• [OBJETIVO 1]:
Como ficam as entradas, da primeira até a linha que contém "svg-text:2019-03: 2019-03 <box>685" (inclusive), se cada "svg-text" for trocado por "svg-label" e todo o resto continuar igual?

• [TRECHO SELECIONADO]:
┏━━
A cultura tem uma força de violência muito grande sobre Tina, avaliou o psicanalista Ricardo Trapé Trinca. "Ela cria marcas físicas e psíquicas que dizem 'você é uma aberração, você tem os cromossomos alterados'."
Em caso de pessoas que fogem aos padrões concebidos como a norma, a cultura é aquilo que lhes dá condições para que possam se reconhecer como são ou o que as impede de mostrar todas as suas potências? "Ambas as coisas", respondeu Trapé Trinca.
Ao questionar seu pai sobre as diferenças que observa em si, Tina frequentemente recebe respostas vagas. Entre outros debates sobre a violência que podem ser lidos na obra, Luciana Saddi destacou sua presença no âmbito da familiarização, que é uma das chaves do processo da análise psicanalítica.
┗━━
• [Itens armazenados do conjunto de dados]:
┏━━
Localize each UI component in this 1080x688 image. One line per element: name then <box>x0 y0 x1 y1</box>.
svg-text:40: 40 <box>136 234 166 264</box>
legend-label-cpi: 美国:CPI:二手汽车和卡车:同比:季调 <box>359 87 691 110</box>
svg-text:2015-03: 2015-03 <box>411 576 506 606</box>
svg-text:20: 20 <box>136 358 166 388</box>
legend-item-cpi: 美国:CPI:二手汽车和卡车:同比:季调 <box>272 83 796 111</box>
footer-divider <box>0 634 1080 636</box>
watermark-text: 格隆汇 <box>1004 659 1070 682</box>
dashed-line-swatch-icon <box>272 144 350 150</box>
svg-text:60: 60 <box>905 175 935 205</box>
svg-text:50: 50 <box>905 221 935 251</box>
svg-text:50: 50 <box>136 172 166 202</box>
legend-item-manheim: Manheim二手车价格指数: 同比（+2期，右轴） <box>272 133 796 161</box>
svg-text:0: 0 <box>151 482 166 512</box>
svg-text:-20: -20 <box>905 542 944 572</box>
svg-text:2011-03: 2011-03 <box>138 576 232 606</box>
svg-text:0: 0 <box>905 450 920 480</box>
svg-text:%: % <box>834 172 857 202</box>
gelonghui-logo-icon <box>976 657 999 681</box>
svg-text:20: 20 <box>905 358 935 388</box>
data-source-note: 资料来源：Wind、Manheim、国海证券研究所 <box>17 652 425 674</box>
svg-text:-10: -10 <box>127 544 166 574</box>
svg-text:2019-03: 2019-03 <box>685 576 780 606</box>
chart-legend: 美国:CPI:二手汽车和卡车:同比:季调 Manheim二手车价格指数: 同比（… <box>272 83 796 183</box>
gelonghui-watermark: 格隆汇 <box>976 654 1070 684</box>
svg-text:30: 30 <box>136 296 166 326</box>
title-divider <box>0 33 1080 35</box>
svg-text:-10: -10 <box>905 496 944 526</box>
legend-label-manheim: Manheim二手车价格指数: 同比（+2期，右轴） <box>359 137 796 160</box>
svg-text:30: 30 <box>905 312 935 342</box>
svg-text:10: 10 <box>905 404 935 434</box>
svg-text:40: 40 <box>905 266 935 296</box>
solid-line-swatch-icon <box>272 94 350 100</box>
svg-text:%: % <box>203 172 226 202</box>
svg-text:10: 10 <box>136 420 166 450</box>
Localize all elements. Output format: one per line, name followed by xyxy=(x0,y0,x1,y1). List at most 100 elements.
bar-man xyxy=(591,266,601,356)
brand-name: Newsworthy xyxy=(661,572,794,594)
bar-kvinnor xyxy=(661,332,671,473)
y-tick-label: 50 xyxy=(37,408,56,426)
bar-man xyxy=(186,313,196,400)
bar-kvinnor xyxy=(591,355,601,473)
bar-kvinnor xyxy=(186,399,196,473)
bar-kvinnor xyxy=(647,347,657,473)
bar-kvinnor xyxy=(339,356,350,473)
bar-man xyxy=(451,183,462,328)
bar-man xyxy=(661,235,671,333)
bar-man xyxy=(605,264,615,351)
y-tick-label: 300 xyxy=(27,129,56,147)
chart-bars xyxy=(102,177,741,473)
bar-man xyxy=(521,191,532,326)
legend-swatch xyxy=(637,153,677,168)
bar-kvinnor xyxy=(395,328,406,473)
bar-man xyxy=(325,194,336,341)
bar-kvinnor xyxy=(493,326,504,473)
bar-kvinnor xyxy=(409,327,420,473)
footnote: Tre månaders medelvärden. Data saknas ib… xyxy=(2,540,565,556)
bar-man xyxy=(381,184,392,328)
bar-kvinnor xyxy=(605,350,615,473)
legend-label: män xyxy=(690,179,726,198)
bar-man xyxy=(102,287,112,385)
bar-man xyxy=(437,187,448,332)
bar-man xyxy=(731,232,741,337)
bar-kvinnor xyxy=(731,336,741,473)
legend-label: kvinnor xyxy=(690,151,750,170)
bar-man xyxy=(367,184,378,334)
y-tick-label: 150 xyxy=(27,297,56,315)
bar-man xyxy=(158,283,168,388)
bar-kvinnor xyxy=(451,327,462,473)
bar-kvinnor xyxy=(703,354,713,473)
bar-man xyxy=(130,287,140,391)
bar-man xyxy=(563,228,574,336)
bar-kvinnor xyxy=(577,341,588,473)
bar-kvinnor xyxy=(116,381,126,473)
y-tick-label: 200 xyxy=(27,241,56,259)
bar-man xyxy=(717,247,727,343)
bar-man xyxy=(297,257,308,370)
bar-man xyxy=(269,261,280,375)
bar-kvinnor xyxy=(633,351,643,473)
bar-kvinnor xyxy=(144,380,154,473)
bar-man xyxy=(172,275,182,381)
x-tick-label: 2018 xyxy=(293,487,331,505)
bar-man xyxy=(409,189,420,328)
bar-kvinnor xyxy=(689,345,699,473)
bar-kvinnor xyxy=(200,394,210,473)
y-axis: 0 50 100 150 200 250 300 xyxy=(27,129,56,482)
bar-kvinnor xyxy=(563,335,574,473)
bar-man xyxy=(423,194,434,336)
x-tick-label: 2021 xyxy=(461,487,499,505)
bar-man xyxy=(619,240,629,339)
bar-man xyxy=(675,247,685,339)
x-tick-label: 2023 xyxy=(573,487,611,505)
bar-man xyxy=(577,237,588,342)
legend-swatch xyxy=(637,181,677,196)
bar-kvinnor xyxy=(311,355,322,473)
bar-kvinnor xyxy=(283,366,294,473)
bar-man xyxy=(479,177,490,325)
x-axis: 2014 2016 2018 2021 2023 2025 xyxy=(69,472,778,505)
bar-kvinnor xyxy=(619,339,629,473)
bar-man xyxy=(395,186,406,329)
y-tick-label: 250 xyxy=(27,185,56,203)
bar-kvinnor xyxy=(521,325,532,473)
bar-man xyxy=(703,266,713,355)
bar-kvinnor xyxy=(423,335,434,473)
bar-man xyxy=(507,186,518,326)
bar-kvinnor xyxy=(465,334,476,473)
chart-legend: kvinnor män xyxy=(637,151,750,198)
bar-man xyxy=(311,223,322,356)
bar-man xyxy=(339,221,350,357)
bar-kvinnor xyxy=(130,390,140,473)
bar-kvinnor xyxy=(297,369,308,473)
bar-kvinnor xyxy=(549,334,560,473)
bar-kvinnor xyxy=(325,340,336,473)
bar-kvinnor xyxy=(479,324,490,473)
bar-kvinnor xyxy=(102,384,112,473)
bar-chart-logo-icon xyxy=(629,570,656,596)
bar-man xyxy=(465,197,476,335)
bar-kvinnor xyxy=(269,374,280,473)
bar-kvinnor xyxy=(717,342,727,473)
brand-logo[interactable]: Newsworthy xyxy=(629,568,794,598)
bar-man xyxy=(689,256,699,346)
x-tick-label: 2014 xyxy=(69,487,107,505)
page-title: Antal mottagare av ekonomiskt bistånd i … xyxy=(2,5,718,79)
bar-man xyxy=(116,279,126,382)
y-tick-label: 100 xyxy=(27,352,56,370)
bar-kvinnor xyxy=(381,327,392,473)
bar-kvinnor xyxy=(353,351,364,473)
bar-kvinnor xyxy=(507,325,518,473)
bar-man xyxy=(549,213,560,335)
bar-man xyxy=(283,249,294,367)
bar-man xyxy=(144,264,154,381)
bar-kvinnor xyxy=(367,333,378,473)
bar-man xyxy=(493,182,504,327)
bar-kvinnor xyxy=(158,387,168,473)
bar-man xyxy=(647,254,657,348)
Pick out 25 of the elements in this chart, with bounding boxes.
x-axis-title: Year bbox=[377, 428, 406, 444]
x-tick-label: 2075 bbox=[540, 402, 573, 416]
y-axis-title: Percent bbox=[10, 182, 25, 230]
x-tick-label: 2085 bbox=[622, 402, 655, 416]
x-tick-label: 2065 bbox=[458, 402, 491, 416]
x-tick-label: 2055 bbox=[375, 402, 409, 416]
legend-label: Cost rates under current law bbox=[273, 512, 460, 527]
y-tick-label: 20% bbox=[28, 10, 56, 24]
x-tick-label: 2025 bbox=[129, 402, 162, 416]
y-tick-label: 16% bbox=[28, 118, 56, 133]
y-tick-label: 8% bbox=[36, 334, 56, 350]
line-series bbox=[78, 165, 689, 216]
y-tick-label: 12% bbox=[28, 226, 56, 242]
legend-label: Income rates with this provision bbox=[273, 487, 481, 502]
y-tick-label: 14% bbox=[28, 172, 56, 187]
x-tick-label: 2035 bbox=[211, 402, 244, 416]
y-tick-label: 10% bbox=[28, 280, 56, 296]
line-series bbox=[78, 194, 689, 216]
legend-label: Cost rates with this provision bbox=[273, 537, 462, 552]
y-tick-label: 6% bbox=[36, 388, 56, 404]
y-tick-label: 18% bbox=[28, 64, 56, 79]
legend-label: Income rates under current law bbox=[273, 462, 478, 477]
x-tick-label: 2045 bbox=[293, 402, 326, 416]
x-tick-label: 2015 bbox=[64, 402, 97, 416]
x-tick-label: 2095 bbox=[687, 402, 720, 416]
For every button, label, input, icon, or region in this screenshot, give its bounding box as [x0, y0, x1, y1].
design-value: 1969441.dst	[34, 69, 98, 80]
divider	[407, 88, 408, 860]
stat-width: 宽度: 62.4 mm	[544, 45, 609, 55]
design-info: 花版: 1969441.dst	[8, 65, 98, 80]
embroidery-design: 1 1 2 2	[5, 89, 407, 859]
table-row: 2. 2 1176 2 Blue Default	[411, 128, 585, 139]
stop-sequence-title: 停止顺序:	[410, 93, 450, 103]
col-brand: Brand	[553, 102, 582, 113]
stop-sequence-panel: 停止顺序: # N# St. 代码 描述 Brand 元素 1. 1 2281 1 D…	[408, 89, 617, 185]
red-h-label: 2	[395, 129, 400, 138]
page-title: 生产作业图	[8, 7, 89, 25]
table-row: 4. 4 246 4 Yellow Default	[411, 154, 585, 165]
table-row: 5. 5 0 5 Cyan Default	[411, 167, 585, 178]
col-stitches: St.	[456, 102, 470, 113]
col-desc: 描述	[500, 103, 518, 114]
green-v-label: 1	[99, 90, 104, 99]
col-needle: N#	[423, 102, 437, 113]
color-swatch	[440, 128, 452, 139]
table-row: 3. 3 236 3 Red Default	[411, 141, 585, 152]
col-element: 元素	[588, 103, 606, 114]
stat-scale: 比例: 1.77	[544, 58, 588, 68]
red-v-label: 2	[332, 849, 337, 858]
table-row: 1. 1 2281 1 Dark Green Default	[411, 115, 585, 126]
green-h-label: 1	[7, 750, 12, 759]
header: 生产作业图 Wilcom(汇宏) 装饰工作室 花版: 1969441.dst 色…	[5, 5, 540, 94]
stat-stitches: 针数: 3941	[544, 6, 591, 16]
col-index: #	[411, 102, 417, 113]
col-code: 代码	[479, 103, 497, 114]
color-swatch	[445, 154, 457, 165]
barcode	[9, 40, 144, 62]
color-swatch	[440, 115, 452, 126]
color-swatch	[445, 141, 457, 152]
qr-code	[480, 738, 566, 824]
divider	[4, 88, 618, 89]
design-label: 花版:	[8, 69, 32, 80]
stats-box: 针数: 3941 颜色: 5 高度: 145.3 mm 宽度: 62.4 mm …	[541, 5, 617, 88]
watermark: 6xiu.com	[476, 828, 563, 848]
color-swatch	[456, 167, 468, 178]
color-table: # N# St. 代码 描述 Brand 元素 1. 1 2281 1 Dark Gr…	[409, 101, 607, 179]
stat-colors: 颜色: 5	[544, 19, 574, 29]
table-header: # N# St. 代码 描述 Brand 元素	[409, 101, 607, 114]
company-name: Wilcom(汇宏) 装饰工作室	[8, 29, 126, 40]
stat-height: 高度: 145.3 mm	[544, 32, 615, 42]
┗━━
• [OBJETIVO 2]:
Como o trecho selecionado, sobre Tina e a leitura psicanalítica da obra, continua a partir de onde ele para?

• [RESPOSTA 1]:
Localize each UI component in this 1080x688 image. One line per element: name then <box>x0 y0 x1 y1</box>.
svg-label:40: 40 <box>136 234 166 264</box>
legend-label-cpi: 美国:CPI:二手汽车和卡车:同比:季调 <box>359 87 691 110</box>
svg-label:2015-03: 2015-03 <box>411 576 506 606</box>
svg-label:20: 20 <box>136 358 166 388</box>
legend-item-cpi: 美国:CPI:二手汽车和卡车:同比:季调 <box>272 83 796 111</box>
footer-divider <box>0 634 1080 636</box>
watermark-text: 格隆汇 <box>1004 659 1070 682</box>
dashed-line-swatch-icon <box>272 144 350 150</box>
svg-label:60: 60 <box>905 175 935 205</box>
svg-label:50: 50 <box>905 221 935 251</box>
svg-label:50: 50 <box>136 172 166 202</box>
legend-item-manheim: Manheim二手车价格指数: 同比（+2期，右轴） <box>272 133 796 161</box>
svg-label:0: 0 <box>151 482 166 512</box>
svg-label:-20: -20 <box>905 542 944 572</box>
svg-label:2011-03: 2011-03 <box>138 576 232 606</box>
svg-label:0: 0 <box>905 450 920 480</box>
svg-label:%: % <box>834 172 857 202</box>
gelonghui-logo-icon <box>976 657 999 681</box>
svg-label:20: 20 <box>905 358 935 388</box>
data-source-note: 资料来源：Wind、Manheim、国海证券研究所 <box>17 652 425 674</box>
svg-label:-10: -10 <box>127 544 166 574</box>
svg-label:2019-03: 2019-03 <box>685 576 780 606</box>

• [RESPOSTA 2]:
"Todo processo de familiarização é muito violento, não importa se é uma adoção ou não, porque a gente é enquadrado numa cultura, numa ordem familiar ou cultural, e esse enquadro é sempre violento."
Um ato sexual, que ocorre em um momento-chave para a descoberta da identidade da personagem e é uma das passagens mais grotescas do filme, causou desconforto no público presente, que ficou inquieto nas poltronas.
"Eu senti uma estranheza, um mal-estar, inclusive falei 'nem sei se eu gostei'", comentou uma mulher da plateia durante o debate sobre "Border". "Depois, caindo as fichas, eu entendi a beleza."